What you are asked to do: Pick out each line containing the string "color".

Data excerpts:
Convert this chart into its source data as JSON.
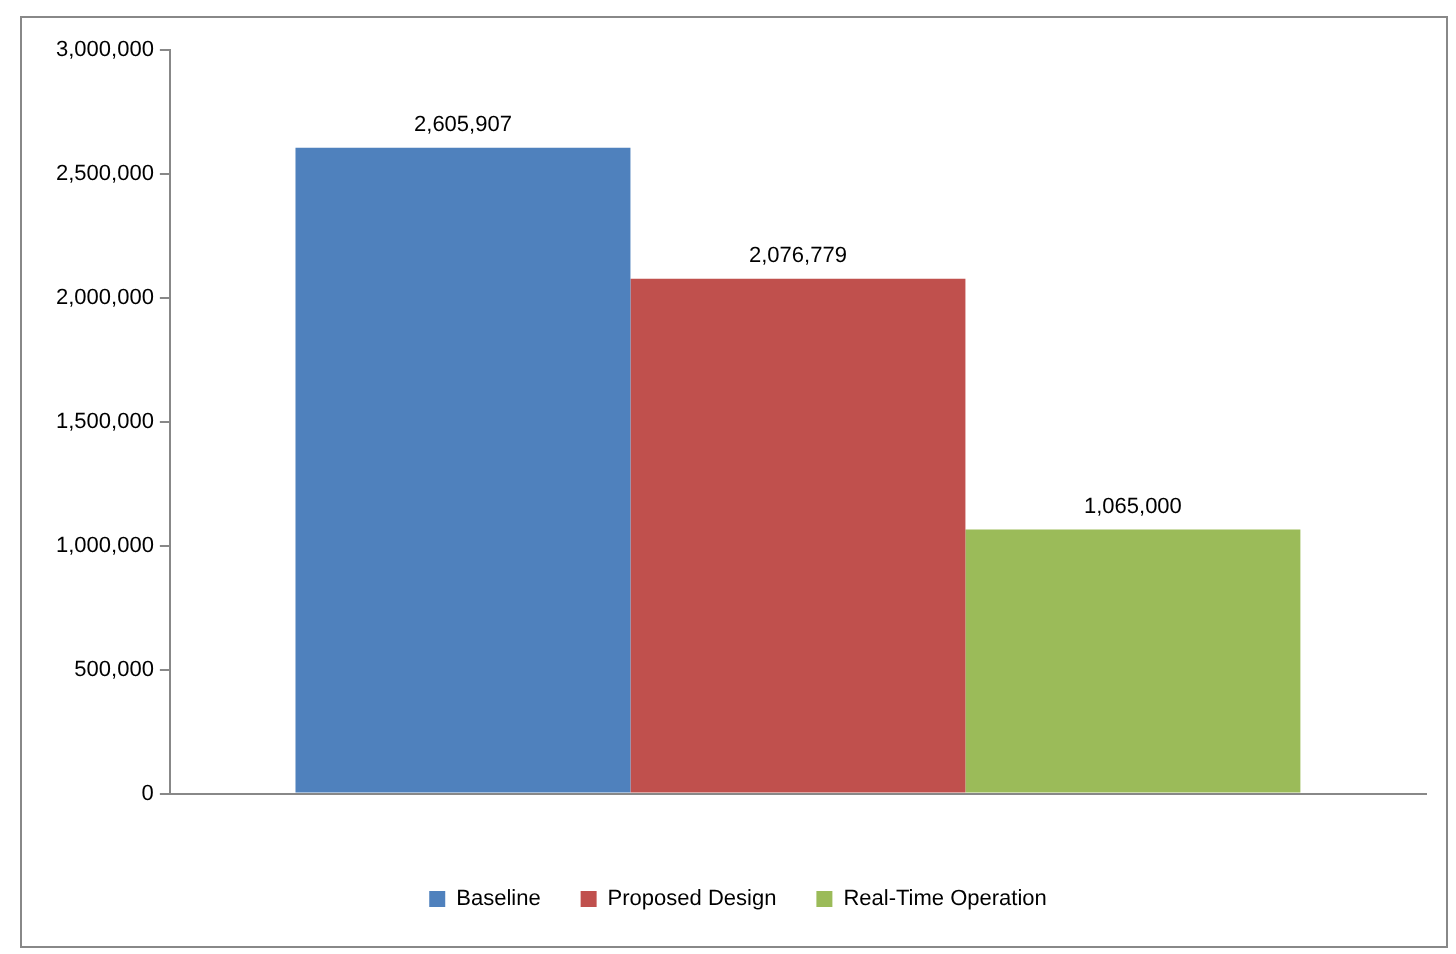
{
  "chart_data": {
    "type": "bar",
    "categories": [
      null
    ],
    "series": [
      {
        "name": "Baseline",
        "color": "#4f81bd",
        "values": [
          2605907
        ],
        "value_labels": [
          "2,605,907"
        ]
      },
      {
        "name": "Proposed Design",
        "color": "#c0504d",
        "values": [
          2076779
        ],
        "value_labels": [
          "2,076,779"
        ]
      },
      {
        "name": "Real-Time Operation",
        "color": "#9bbb59",
        "values": [
          1065000
        ],
        "value_labels": [
          "1,065,000"
        ]
      }
    ],
    "ylim": [
      0,
      3000000
    ],
    "yticks": [
      {
        "value": 0,
        "label": "0"
      },
      {
        "value": 500000,
        "label": "500,000"
      },
      {
        "value": 1000000,
        "label": "1,000,000"
      },
      {
        "value": 1500000,
        "label": "1,500,000"
      },
      {
        "value": 2000000,
        "label": "2,000,000"
      },
      {
        "value": 2500000,
        "label": "2,500,000"
      },
      {
        "value": 3000000,
        "label": "3,000,000"
      }
    ],
    "grid": false,
    "legend": "bottom"
  }
}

Exercise response:
        "color": "#4f81bd",
        "color": "#c0504d",
        "color": "#9bbb59",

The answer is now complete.